→ Written task
Make an exact copy of the entries below.

-- Begin Material shown --

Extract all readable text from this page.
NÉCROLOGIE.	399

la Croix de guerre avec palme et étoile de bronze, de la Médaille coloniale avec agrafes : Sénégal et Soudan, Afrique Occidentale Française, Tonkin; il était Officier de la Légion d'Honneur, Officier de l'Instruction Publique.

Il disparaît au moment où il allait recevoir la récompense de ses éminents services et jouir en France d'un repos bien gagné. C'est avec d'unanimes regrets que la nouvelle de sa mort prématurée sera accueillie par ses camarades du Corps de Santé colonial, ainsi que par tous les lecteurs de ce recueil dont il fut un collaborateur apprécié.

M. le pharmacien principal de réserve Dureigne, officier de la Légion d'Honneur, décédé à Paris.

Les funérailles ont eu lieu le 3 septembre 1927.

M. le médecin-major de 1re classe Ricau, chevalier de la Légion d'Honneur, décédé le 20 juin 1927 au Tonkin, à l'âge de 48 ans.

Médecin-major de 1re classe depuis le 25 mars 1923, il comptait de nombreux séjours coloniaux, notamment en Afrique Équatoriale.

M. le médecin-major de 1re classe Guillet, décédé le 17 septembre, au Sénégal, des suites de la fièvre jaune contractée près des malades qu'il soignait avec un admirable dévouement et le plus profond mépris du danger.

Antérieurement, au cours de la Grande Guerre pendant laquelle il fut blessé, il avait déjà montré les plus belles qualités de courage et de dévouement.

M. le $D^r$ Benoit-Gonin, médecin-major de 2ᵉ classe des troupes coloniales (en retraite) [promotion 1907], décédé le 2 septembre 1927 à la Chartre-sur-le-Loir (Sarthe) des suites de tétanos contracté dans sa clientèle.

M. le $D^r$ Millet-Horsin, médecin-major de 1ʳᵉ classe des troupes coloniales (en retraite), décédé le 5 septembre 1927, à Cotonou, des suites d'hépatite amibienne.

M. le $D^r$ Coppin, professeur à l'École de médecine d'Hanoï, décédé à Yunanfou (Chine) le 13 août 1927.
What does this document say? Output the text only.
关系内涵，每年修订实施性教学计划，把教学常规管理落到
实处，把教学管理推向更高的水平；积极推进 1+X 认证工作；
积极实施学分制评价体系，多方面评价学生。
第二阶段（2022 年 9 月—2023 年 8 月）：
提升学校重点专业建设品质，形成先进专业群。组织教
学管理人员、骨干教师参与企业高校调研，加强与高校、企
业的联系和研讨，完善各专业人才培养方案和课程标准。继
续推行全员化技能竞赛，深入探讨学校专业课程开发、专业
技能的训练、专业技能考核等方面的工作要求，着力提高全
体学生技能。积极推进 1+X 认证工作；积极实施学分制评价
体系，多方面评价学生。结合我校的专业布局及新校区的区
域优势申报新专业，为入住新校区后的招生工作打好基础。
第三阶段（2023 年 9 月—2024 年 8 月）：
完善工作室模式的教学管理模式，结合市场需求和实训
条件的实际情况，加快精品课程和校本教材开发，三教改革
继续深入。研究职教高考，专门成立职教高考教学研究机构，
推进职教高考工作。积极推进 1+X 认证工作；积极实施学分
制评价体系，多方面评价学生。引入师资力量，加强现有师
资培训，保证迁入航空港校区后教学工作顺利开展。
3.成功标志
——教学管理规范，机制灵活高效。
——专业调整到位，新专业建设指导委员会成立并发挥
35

-- End Material shown --

→ The reply
Extract all readable text from this page.
NÉCROLOGIE.	399

la Croix de guerre avec palme et étoile de bronze, de la Médaille coloniale avec agrafes : Sénégal et Soudan, Afrique Occidentale Française, Tonkin; il était Officier de la Légion d'Honneur, Officier de l'Instruction Publique.

Il disparaît au moment où il allait recevoir la récompense de ses éminents services et jouir en France d'un repos bien gagné. C'est avec d'unanimes regrets que la nouvelle de sa mort prématurée sera accueillie par ses camarades du Corps de Santé colonial, ainsi que par tous les lecteurs de ce recueil dont il fut un collaborateur apprécié.

M. le pharmacien principal de réserve Dureigne, officier de la Légion d'Honneur, décédé à Paris.

Les funérailles ont eu lieu le 3 septembre 1927.

M. le médecin-major de 1re classe Ricau, chevalier de la Légion d'Honneur, décédé le 20 juin 1927 au Tonkin, à l'âge de 48 ans.

Médecin-major de 1re classe depuis le 25 mars 1923, il comptait de nombreux séjours coloniaux, notamment en Afrique Équatoriale.

M. le médecin-major de 1re classe Guillet, décédé le 17 septembre, au Sénégal, des suites de la fièvre jaune contractée près des malades qu'il soignait avec un admirable dévouement et le plus profond mépris du danger.

Antérieurement, au cours de la Grande Guerre pendant laquelle il fut blessé, il avait déjà montré les plus belles qualités de courage et de dévouement.

M. le $D^r$ Benoit-Gonin, médecin-major de 2ᵉ classe des troupes coloniales (en retraite) [promotion 1907], décédé le 2 septembre 1927 à la Chartre-sur-le-Loir (Sarthe) des suites de tétanos contracté dans sa clientèle.

M. le $D^r$ Millet-Horsin, médecin-major de 1ʳᵉ classe des troupes coloniales (en retraite), décédé le 5 septembre 1927, à Cotonou, des suites d'hépatite amibienne.

M. le $D^r$ Coppin, professeur à l'École de médecine d'Hanoï, décédé à Yunanfou (Chine) le 13 août 1927.
What does this document say? Output the text only.
关系内涵，每年修订实施性教学计划，把教学常规管理落到
实处，把教学管理推向更高的水平；积极推进 1+X 认证工作；
积极实施学分制评价体系，多方面评价学生。
第二阶段（2022 年 9 月—2023 年 8 月）：
提升学校重点专业建设品质，形成先进专业群。组织教
学管理人员、骨干教师参与企业高校调研，加强与高校、企
业的联系和研讨，完善各专业人才培养方案和课程标准。继
续推行全员化技能竞赛，深入探讨学校专业课程开发、专业
技能的训练、专业技能考核等方面的工作要求，着力提高全
体学生技能。积极推进 1+X 认证工作；积极实施学分制评价
体系，多方面评价学生。结合我校的专业布局及新校区的区
域优势申报新专业，为入住新校区后的招生工作打好基础。
第三阶段（2023 年 9 月—2024 年 8 月）：
完善工作室模式的教学管理模式，结合市场需求和实训
条件的实际情况，加快精品课程和校本教材开发，三教改革
继续深入。研究职教高考，专门成立职教高考教学研究机构，
推进职教高考工作。积极推进 1+X 认证工作；积极实施学分
制评价体系，多方面评价学生。引入师资力量，加强现有师
资培训，保证迁入航空港校区后教学工作顺利开展。
3.成功标志
——教学管理规范，机制灵活高效。
——专业调整到位，新专业建设指导委员会成立并发挥
35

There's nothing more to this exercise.